*Aim of the task:* Every line that holds "очной" should be shown.

• • •

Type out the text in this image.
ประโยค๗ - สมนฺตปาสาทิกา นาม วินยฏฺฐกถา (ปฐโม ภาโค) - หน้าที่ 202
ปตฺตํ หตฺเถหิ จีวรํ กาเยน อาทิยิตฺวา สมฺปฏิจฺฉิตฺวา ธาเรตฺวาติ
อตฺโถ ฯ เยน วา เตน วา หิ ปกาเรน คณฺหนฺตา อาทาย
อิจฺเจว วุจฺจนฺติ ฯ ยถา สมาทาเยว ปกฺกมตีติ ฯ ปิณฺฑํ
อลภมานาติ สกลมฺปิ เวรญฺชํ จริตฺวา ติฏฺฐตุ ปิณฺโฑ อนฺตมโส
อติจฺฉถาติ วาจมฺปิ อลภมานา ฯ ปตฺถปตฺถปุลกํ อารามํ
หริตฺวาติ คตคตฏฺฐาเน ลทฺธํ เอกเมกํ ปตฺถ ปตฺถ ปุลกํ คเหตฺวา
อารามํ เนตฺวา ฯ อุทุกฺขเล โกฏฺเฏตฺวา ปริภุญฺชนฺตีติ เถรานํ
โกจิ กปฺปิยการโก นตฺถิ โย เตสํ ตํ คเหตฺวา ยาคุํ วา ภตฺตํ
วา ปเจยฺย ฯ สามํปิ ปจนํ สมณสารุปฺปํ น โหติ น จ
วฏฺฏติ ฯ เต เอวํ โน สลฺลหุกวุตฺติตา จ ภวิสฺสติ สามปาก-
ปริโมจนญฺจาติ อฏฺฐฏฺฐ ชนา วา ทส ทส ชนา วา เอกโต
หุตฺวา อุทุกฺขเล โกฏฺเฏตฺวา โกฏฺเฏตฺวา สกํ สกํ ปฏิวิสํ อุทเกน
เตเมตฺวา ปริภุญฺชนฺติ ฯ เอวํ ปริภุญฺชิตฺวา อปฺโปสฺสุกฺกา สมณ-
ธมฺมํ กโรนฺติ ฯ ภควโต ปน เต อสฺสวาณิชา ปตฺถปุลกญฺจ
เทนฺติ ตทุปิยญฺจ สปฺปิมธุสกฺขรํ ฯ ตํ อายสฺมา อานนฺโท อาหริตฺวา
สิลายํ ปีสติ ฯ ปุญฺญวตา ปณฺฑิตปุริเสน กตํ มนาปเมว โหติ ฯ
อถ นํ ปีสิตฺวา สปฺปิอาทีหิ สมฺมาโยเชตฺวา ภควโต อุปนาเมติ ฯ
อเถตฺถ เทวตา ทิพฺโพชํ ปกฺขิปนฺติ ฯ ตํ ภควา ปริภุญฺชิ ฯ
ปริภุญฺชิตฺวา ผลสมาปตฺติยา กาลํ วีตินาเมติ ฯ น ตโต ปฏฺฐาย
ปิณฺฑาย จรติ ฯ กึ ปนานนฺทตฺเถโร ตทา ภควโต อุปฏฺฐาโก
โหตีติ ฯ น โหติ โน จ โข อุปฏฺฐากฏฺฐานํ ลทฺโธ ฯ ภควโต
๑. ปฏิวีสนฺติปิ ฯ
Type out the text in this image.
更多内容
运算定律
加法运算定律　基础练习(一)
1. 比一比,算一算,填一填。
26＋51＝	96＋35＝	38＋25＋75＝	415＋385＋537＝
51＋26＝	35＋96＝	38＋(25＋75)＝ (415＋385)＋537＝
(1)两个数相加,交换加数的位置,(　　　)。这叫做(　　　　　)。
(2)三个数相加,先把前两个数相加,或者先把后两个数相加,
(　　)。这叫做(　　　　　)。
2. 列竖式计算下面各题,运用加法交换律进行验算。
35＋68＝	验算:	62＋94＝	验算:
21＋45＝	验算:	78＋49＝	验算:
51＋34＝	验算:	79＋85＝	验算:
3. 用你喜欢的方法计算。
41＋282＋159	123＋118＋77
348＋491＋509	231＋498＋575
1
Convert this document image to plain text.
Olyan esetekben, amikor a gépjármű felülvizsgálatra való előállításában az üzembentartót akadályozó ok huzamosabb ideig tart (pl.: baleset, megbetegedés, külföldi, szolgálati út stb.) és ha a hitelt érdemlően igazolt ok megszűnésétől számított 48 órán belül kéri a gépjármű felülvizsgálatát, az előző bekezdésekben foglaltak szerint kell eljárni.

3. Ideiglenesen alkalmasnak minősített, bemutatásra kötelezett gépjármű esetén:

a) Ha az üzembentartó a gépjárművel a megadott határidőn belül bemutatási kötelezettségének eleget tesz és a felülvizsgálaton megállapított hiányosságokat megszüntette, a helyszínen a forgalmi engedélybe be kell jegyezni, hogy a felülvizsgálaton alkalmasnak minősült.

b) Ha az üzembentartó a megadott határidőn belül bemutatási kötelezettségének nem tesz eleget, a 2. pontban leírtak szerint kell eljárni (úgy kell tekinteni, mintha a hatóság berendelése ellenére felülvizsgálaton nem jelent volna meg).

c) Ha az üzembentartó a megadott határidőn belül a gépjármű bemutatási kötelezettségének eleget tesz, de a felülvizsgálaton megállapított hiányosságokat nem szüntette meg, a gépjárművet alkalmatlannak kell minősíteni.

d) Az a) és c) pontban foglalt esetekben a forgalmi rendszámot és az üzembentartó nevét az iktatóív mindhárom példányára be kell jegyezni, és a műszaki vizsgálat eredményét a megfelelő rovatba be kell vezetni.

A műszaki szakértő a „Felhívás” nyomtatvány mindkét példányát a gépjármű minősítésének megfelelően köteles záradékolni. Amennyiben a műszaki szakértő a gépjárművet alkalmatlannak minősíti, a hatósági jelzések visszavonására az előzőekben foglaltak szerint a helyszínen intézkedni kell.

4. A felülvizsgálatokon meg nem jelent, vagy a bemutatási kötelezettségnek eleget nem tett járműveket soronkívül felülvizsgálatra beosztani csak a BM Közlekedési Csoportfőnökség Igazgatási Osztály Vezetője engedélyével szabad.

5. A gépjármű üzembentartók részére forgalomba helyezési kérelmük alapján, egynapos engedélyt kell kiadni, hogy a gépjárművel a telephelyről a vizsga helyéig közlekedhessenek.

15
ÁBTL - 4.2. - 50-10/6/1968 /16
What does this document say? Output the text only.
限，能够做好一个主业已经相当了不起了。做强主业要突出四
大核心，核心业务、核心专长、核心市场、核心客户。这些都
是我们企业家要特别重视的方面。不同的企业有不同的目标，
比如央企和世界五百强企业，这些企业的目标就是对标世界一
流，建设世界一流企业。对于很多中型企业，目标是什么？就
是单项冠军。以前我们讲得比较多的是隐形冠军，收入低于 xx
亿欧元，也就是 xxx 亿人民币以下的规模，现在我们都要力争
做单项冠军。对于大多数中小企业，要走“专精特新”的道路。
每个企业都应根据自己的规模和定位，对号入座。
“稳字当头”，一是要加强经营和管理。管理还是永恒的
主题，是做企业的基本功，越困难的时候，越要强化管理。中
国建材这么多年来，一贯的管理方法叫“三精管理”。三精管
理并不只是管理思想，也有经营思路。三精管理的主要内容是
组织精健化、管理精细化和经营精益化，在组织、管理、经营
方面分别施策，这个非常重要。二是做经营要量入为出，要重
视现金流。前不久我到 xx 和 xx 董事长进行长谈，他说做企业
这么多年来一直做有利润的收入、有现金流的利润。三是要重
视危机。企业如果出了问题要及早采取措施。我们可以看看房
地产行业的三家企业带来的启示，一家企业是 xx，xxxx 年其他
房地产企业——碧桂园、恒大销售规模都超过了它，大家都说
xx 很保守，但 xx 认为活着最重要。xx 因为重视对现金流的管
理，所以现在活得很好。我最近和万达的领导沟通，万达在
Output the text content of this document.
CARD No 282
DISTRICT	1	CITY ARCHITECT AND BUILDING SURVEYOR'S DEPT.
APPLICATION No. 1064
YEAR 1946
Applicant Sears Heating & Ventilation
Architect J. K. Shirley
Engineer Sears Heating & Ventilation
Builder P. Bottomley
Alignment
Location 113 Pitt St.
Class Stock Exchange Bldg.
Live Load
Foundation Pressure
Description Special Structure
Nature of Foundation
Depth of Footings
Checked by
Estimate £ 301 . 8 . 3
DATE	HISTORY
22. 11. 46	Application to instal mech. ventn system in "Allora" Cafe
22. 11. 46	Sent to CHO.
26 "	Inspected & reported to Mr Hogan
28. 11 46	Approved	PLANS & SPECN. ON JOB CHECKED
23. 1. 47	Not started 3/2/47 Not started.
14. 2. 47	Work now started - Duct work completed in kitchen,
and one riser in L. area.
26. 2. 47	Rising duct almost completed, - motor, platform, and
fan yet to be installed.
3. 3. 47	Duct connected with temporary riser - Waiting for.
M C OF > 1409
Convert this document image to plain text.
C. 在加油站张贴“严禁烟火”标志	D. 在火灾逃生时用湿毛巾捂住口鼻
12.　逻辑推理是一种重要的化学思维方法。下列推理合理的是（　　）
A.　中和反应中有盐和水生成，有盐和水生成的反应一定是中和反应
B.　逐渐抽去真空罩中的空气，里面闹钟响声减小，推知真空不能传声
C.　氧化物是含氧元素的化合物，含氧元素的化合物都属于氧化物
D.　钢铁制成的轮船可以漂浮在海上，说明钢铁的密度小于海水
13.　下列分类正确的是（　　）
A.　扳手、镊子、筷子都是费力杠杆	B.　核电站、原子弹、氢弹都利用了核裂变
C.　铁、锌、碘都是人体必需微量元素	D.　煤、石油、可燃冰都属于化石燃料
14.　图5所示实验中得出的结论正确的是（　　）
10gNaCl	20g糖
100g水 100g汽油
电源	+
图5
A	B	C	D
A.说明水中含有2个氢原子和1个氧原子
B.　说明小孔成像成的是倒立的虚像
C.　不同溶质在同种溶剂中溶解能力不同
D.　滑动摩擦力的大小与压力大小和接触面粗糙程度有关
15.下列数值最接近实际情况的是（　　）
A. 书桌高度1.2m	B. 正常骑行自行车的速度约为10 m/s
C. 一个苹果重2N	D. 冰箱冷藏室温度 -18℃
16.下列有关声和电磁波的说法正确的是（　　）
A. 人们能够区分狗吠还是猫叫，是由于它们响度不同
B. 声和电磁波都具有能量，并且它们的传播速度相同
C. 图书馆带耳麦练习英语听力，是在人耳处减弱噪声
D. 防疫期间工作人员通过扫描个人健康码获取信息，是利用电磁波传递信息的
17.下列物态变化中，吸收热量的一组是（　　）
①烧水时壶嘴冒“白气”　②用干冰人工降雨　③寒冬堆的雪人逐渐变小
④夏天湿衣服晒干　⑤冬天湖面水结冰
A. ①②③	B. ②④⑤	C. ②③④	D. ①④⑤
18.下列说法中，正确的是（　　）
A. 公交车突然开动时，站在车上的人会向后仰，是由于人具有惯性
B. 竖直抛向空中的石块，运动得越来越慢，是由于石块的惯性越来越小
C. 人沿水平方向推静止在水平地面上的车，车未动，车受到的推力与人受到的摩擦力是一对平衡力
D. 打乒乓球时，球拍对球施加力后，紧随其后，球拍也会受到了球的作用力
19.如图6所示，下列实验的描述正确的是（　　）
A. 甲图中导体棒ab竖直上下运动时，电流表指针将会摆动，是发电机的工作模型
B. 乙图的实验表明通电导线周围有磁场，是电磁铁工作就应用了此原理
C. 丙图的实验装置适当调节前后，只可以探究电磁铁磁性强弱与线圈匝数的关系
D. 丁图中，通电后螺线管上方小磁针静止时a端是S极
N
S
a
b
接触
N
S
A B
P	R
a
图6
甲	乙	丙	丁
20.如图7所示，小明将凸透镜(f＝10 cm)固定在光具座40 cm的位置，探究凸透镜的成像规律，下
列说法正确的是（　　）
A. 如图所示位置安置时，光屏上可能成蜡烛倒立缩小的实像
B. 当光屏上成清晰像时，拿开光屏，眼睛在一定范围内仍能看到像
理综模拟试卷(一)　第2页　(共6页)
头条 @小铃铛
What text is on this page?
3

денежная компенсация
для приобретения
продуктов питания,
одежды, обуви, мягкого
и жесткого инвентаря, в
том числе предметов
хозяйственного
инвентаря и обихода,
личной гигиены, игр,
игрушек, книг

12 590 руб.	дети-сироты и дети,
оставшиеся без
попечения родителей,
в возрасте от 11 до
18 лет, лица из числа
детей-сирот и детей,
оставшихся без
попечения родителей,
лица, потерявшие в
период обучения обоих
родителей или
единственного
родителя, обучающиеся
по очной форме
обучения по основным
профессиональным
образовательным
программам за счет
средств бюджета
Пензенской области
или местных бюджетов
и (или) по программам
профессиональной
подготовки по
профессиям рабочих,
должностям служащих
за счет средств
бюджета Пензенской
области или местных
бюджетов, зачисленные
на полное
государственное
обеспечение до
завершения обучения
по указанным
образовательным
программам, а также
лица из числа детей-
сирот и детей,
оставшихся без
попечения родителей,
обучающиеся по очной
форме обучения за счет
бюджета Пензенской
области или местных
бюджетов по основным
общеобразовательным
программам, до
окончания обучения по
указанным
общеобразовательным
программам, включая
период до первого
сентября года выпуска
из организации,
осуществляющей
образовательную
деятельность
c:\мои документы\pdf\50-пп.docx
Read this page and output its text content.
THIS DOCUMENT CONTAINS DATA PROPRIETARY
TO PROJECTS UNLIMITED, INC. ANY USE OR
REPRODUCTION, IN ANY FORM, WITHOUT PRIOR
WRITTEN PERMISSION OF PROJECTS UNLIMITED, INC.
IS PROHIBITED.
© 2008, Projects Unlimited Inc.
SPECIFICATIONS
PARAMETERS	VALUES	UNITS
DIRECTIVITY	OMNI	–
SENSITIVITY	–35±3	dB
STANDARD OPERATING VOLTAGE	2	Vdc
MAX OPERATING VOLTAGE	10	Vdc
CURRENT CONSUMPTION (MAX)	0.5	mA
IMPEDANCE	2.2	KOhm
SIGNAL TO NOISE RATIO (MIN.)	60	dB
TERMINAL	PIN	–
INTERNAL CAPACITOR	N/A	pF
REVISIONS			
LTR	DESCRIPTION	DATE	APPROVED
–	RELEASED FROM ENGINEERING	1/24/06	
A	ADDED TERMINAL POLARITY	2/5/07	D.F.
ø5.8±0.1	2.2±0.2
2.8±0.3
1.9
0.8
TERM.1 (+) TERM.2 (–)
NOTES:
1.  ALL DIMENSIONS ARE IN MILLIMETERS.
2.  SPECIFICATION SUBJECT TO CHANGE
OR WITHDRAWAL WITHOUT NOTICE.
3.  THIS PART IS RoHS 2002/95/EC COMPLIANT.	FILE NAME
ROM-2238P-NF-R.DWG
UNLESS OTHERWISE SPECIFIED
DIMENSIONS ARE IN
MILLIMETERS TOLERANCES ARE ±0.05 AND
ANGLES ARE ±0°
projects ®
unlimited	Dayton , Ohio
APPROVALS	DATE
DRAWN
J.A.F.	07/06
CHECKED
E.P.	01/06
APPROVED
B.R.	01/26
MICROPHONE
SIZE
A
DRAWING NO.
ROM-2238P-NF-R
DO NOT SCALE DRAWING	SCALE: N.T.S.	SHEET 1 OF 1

• • •

*Solution below:*
по очной форме
обучающиеся по очной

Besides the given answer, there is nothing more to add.